_SET TASK_:
Rewrite the entries from the start through the line with "- light-scheme-sun-icon[interactable]: [220, 470, 235, 485]", swapping "interactable" for "clickable" and leaving everything else unchanged.

■ ■ ■

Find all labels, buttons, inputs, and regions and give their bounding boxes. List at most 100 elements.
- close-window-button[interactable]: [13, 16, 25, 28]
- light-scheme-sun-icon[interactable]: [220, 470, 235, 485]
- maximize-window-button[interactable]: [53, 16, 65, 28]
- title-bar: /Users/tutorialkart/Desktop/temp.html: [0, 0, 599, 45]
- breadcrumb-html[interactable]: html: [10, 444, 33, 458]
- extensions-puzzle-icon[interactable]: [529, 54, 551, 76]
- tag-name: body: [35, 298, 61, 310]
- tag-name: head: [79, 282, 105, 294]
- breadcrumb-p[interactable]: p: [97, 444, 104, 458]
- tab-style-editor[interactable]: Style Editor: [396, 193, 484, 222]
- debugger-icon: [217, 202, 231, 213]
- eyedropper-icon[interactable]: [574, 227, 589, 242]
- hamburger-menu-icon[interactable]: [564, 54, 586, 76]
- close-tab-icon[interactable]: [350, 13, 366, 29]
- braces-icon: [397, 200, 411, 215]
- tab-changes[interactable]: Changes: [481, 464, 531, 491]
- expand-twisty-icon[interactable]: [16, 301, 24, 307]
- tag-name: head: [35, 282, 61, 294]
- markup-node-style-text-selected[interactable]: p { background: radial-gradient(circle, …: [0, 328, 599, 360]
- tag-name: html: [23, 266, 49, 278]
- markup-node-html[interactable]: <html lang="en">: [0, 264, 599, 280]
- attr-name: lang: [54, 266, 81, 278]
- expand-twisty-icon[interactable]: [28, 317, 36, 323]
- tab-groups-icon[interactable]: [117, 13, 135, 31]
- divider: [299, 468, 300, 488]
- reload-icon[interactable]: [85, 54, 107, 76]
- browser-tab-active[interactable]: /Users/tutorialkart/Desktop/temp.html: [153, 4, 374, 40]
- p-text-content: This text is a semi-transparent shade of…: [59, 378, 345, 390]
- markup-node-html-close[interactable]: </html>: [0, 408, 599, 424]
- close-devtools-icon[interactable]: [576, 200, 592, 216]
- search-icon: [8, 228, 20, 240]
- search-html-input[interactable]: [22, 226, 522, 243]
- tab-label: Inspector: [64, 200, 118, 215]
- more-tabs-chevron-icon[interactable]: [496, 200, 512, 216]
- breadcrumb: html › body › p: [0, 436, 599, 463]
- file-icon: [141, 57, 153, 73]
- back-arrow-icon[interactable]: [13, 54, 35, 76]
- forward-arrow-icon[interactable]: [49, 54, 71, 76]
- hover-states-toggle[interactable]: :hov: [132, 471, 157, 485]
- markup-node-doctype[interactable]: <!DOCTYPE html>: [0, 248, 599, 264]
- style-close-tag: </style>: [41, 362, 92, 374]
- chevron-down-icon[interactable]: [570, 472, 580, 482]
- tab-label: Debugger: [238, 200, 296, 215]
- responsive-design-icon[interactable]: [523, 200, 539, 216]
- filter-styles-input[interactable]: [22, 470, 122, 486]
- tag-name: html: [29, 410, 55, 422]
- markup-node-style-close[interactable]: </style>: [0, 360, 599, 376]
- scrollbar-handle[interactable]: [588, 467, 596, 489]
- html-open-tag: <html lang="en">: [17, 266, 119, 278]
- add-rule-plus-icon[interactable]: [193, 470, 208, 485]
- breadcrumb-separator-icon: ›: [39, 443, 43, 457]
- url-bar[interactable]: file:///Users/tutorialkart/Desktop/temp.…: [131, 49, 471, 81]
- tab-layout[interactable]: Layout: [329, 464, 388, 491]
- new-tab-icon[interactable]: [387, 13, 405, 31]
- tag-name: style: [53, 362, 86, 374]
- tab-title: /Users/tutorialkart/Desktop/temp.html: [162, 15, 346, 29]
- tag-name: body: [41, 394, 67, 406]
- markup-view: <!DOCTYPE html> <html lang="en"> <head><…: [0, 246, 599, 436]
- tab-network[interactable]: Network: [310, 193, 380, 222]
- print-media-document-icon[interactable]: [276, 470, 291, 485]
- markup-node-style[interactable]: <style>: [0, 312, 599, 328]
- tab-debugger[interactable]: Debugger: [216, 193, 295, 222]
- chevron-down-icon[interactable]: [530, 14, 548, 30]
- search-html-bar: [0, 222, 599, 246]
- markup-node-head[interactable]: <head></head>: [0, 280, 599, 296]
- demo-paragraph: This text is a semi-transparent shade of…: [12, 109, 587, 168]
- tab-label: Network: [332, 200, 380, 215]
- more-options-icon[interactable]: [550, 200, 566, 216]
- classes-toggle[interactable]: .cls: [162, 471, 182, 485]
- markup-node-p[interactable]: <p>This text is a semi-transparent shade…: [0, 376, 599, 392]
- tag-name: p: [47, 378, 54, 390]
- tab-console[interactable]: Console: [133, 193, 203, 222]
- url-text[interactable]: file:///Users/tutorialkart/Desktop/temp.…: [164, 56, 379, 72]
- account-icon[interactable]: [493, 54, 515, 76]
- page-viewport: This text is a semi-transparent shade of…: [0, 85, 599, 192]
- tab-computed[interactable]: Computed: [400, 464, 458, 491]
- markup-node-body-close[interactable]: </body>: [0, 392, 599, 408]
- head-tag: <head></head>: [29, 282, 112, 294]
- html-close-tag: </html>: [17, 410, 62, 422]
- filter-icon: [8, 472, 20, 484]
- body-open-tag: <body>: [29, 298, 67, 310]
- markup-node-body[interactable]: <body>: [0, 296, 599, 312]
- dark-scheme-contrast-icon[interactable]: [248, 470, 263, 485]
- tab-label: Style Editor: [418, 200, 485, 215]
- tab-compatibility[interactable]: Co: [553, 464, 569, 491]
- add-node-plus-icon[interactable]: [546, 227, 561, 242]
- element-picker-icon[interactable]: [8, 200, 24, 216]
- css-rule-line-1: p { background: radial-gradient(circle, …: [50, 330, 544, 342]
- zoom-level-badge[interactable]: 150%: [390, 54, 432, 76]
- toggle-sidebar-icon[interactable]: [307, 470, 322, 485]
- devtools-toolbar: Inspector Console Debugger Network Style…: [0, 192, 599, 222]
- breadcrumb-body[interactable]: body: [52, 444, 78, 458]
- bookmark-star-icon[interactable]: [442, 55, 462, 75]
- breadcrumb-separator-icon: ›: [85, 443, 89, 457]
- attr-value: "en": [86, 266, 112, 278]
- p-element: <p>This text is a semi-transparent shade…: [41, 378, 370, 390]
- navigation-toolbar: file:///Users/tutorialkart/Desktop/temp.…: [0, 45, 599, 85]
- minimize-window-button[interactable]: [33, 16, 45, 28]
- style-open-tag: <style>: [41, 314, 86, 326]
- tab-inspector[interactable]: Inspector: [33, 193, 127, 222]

■ ■ ■

_TASK RESULT_:
Find all labels, buttons, inputs, and regions and give their bounding boxes. List at most 100 elements.
- close-window-button[clickable]: [13, 16, 25, 28]
- light-scheme-sun-icon[clickable]: [220, 470, 235, 485]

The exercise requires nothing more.